TASK OBJECTIVE - Which lines below hold the word "البيانات"? Report each one.

Dataset records:
+ + +

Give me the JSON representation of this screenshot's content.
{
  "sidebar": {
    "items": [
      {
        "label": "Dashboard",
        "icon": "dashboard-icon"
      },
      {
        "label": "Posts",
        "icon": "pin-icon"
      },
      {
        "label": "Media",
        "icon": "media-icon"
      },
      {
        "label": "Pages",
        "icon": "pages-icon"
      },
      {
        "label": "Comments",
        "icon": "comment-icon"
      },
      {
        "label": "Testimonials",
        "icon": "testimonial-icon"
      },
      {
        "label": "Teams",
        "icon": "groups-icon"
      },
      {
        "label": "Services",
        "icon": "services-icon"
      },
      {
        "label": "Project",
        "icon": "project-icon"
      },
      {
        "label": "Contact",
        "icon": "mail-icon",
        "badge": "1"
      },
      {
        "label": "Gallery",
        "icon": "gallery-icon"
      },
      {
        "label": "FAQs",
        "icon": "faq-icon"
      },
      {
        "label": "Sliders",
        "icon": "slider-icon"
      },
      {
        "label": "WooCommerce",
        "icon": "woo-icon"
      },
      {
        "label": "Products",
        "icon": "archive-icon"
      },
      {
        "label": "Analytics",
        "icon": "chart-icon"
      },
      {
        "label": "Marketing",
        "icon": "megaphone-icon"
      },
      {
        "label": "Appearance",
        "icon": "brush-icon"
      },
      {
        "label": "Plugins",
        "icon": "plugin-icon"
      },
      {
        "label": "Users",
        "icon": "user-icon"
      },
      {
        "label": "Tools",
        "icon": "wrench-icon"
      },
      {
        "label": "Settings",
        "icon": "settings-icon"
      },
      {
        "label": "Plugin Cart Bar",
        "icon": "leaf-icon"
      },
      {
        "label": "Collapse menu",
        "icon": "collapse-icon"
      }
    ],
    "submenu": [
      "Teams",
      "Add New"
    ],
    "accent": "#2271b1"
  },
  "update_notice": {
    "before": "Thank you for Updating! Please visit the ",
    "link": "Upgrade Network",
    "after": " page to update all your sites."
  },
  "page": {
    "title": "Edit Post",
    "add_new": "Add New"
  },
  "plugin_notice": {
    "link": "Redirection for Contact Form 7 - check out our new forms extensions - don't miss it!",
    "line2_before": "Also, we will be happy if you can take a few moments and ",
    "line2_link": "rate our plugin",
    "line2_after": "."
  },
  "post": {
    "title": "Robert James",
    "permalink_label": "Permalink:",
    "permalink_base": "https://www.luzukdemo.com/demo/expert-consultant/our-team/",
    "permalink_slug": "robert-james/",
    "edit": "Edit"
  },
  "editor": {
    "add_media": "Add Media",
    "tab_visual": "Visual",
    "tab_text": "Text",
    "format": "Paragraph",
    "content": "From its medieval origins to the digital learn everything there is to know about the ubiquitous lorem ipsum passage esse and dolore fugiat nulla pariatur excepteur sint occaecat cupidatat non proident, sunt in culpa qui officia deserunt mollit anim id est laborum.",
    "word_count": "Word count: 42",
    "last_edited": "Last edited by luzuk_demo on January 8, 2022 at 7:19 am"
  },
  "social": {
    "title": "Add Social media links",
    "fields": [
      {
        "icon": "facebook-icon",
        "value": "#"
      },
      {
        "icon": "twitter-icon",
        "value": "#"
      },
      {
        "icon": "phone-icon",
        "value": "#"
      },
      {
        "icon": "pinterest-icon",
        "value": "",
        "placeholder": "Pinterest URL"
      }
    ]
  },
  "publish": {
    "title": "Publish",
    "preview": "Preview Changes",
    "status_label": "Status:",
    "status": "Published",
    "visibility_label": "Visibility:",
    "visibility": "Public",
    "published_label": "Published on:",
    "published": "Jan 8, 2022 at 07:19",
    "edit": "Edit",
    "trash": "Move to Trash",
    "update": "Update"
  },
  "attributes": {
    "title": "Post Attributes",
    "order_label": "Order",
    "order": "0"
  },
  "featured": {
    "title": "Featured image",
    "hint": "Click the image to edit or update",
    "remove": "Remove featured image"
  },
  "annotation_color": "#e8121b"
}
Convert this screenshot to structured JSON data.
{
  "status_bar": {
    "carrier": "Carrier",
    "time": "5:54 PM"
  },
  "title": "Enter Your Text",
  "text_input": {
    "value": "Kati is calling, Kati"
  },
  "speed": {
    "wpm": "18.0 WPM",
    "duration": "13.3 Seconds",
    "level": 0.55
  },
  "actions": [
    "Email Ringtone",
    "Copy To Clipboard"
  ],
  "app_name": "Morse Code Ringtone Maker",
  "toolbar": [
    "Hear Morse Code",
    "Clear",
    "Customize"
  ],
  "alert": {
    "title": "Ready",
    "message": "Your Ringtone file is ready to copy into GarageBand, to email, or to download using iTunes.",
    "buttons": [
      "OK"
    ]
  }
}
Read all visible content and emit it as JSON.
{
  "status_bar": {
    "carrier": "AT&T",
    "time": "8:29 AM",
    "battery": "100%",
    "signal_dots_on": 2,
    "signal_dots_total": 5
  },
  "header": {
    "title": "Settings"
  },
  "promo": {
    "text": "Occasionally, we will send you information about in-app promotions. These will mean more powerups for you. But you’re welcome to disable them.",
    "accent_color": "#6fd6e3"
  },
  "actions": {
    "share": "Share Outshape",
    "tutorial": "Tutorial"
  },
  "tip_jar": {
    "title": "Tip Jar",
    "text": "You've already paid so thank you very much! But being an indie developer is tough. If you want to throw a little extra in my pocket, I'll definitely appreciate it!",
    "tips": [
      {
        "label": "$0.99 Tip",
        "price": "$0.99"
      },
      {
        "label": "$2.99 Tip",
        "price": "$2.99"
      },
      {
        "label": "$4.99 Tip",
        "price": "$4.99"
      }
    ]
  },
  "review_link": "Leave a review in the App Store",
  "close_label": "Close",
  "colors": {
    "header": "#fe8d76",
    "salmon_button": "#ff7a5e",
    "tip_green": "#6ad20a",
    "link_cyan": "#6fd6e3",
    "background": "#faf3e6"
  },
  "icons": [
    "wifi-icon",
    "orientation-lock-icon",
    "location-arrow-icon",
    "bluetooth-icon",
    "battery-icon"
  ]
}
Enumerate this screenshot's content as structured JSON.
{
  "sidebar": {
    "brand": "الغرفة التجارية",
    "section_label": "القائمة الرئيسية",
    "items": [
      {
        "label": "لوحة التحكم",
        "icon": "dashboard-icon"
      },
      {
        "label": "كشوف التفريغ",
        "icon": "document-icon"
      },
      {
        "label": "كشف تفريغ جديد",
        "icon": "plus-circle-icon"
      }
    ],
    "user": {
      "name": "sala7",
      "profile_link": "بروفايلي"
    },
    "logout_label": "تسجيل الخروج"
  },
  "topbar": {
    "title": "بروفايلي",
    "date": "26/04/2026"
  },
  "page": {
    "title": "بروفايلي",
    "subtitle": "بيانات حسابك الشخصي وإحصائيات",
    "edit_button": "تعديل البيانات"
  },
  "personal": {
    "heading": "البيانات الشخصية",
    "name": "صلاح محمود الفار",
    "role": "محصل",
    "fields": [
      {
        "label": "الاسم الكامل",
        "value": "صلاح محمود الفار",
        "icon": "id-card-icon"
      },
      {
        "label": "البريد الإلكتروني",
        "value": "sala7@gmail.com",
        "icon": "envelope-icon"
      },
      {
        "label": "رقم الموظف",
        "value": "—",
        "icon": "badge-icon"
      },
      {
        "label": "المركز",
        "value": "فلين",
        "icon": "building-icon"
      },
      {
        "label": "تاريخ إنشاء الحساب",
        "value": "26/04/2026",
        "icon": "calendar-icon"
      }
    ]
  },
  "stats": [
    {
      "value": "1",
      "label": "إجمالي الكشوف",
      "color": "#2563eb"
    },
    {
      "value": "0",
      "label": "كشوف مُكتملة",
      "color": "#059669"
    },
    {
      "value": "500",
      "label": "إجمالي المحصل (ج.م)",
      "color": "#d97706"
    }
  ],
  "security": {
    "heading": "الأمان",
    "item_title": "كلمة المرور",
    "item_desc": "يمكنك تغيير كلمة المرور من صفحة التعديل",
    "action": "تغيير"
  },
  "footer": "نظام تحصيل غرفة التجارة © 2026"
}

+ + +

RESPONSE FOR THIS EXERCISE -
    "edit_button": "تعديل البيانات"
    "heading": "البيانات الشخصية",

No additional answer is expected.